ENTRIES SUPPLIED>
----
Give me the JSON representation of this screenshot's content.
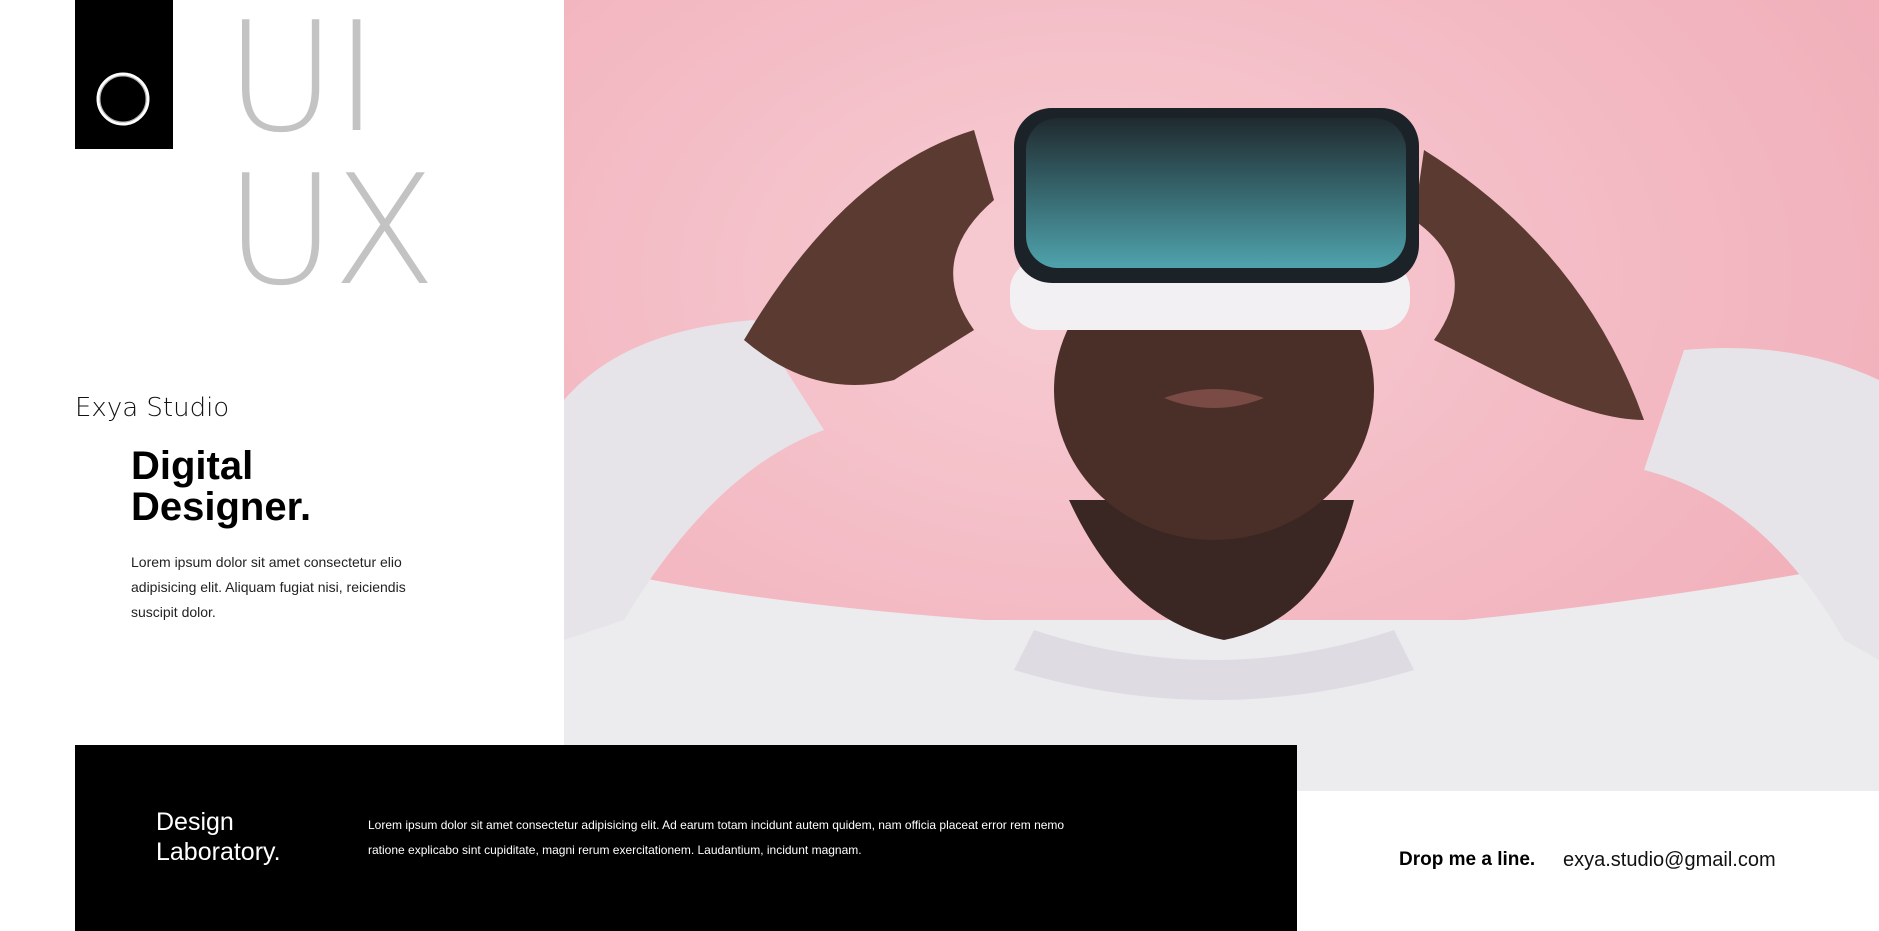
{
  "brand": {
    "logo_icon": "circle-ring-icon",
    "big_line1": "UI",
    "big_line2": "UX",
    "studio_name": "Exya Studio"
  },
  "hero": {
    "headline_line1": "Digital",
    "headline_line2": "Designer.",
    "intro": "Lorem ipsum dolor sit amet consectetur elio adipisicing elit. Aliquam fugiat nisi, reiciendis suscipit dolor.",
    "image_alt": "person wearing VR headset on pink background",
    "background_color": "#f3b8c2"
  },
  "footer_band": {
    "title_line1": "Design",
    "title_line2": "Laboratory.",
    "text": "Lorem ipsum dolor sit amet consectetur adipisicing elit. Ad earum totam incidunt autem quidem, nam officia placeat error rem nemo ratione explicabo sint cupiditate, magni rerum exercitationem. Laudantium, incidunt magnam."
  },
  "contact": {
    "label": "Drop me a line.",
    "email": "exya.studio@gmail.com"
  }
}
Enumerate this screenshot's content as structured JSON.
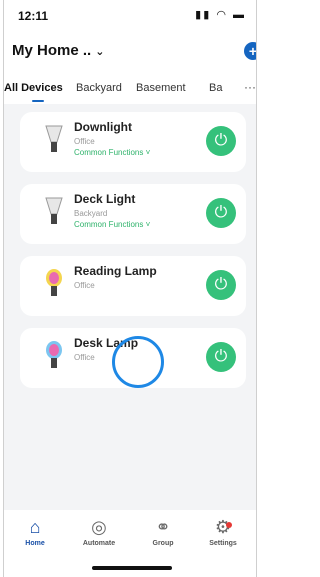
{
  "status": {
    "time": "12:11",
    "icons": "signal wifi battery"
  },
  "header": {
    "title": "My Home ..",
    "add_label": "+"
  },
  "tabs": [
    {
      "label": "All Devices"
    },
    {
      "label": "Backyard"
    },
    {
      "label": "Basement"
    },
    {
      "label": "Ba"
    }
  ],
  "tabs_more": "···",
  "devices": [
    {
      "name": "Downlight",
      "room": "Office",
      "functions": "Common Functions ˅"
    },
    {
      "name": "Deck Light",
      "room": "Backyard",
      "functions": "Common Functions ˅"
    },
    {
      "name": "Reading Lamp",
      "room": "Office"
    },
    {
      "name": "Desk Lamp",
      "room": "Office"
    }
  ],
  "power_icon": "⏻",
  "nav": {
    "home": "Home",
    "automate": "Automate",
    "group": "Group",
    "settings": "Settings"
  },
  "colors": {
    "accent": "#1565c0",
    "power": "#35c17b",
    "touch_indicator": "#1e88e5"
  }
}
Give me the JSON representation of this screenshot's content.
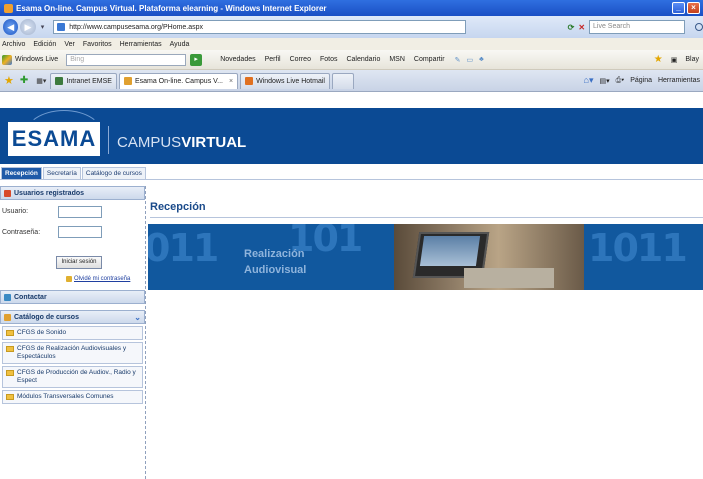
{
  "window": {
    "title": "Esama On-line. Campus Virtual. Plataforma elearning - Windows Internet Explorer"
  },
  "address_bar": {
    "url": "http://www.campusesama.org/PHome.aspx",
    "search_placeholder": "Live Search"
  },
  "menu": [
    "Archivo",
    "Edición",
    "Ver",
    "Favoritos",
    "Herramientas",
    "Ayuda"
  ],
  "live_toolbar": {
    "brand": "Windows Live",
    "search_placeholder": "Bing",
    "links": [
      "Novedades",
      "Perfil",
      "Correo",
      "Fotos",
      "Calendario",
      "MSN",
      "Compartir"
    ],
    "user": "Blay"
  },
  "browser_tabs": [
    {
      "label": "Intranet EMSE",
      "active": false
    },
    {
      "label": "Esama On-line. Campus V...",
      "active": true
    },
    {
      "label": "Windows Live Hotmail",
      "active": false
    }
  ],
  "command_bar": {
    "page": "Página",
    "tools": "Herramientas"
  },
  "site": {
    "logo": "ESAMA",
    "campus_light": "CAMPUS",
    "campus_bold": "VIRTUAL",
    "nav_tabs": [
      "Recepción",
      "Secretaría",
      "Catálogo de cursos"
    ]
  },
  "sidebar": {
    "registered_users": "Usuarios registrados",
    "user_label": "Usuario:",
    "password_label": "Contraseña:",
    "login_button": "Iniciar sesión",
    "forgot_password": "Olvidé mi contraseña",
    "contact": "Contactar",
    "catalog": "Catálogo de cursos",
    "courses": [
      "CFGS de Sonido",
      "CFGS de Realización Audiovisuales y Espectáculos",
      "CFGS de Producción de Audiov., Radio y Espect",
      "Módulos Transversales Comunes"
    ]
  },
  "main": {
    "title": "Recepción",
    "banner_line1": "Realización",
    "banner_line2": "Audiovisual"
  },
  "colors": {
    "header_blue": "#0b4a94",
    "banner_blue": "#11589e",
    "title_blue": "#1a4a8a"
  }
}
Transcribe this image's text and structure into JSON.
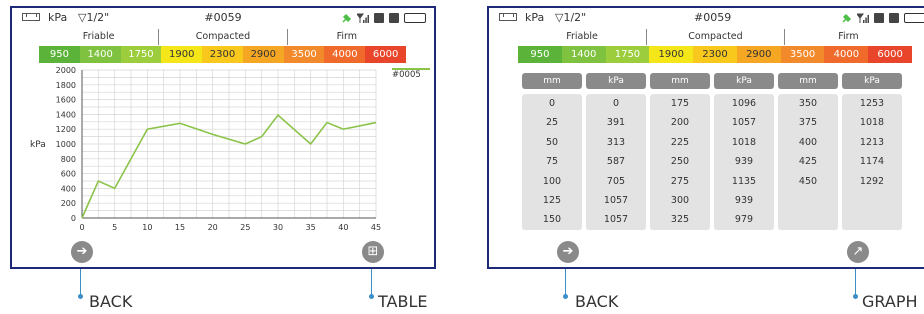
----
WHAT THIS TASK INVOLVES>
Each line with the string "Windows" in it needs to be found and copied.

COMPLETE ANSWER>
    "title": "Esama On-line. Campus Virtual. Plataforma elearning - Windows Internet Explorer"
    "brand": "Windows Live",
      "label": "Windows Live Hotmail",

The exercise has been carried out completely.